Every line below is to be copied exactly, with the pictures left out.

● ● ●

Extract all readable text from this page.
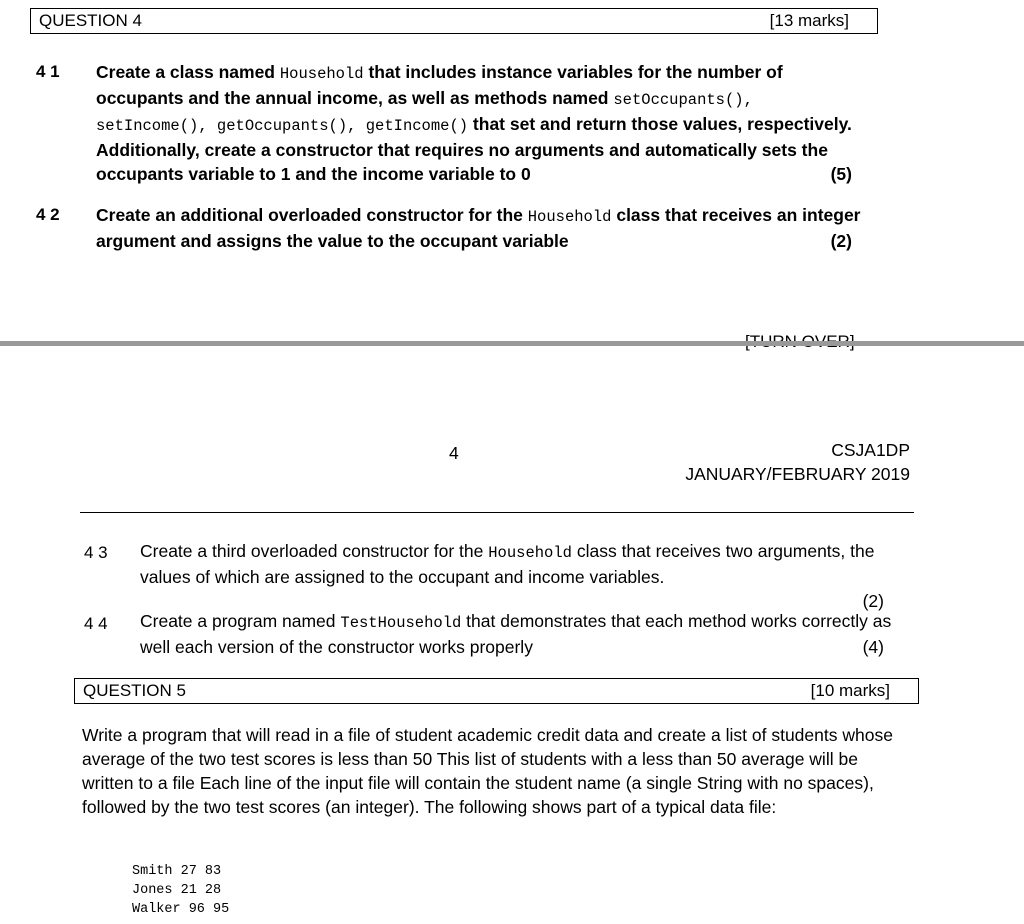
QUESTION 4	[13 marks]
4 1 Create a class named Household that includes instance variables for the number of occupants and the annual income, as well as methods named setOccupants(), setIncome(), getOccupants(), getIncome() that set and return those values, respectively. Additionally, create a constructor that requires no arguments and automatically sets the occupants variable to 1 and the income variable to 0	(5)
4 2 Create an additional overloaded constructor for the Household class that receives an integer argument and assigns the value to the occupant variable	(2)
4	CSJA1DP
JANUARY/FEBRUARY 2019
4 3 Create a third overloaded constructor for the Household class that receives two arguments, the values of which are assigned to the occupant and income variables.
(2)
4 4 Create a program named TestHousehold that demonstrates that each method works correctly as well each version of the constructor works properly	(4)
QUESTION 5	[10 marks]
Write a program that will read in a file of student academic credit data and create a list of students whose average of the two test scores is less than 50 This list of students with a less than 50 average will be written to a file Each line of the input file will contain the student name (a single String with no spaces), followed by the two test scores (an integer). The following shows part of a typical data file:
Smith 27 83
Jones 21 28
Walker 96 95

● ● ●

> Full response
Extract all readable text from this page.
QUESTION 4	[13 marks]
4 1 Create a class named Household that includes instance variables for the number of occupants and the annual income, as well as methods named setOccupants(), setIncome(), getOccupants(), getIncome() that set and return those values, respectively. Additionally, create a constructor that requires no arguments and automatically sets the occupants variable to 1 and the income variable to 0	(5)
4 2 Create an additional overloaded constructor for the Household class that receives an integer argument and assigns the value to the occupant variable	(2)
4	CSJA1DP
JANUARY/FEBRUARY 2019
4 3 Create a third overloaded constructor for the Household class that receives two arguments, the values of which are assigned to the occupant and income variables.
(2)
4 4 Create a program named TestHousehold that demonstrates that each method works correctly as well each version of the constructor works properly	(4)
QUESTION 5	[10 marks]
Write a program that will read in a file of student academic credit data and create a list of students whose average of the two test scores is less than 50 This list of students with a less than 50 average will be written to a file Each line of the input file will contain the student name (a single String with no spaces), followed by the two test scores (an integer). The following shows part of a typical data file:
Smith 27 83
Jones 21 28
Walker 96 95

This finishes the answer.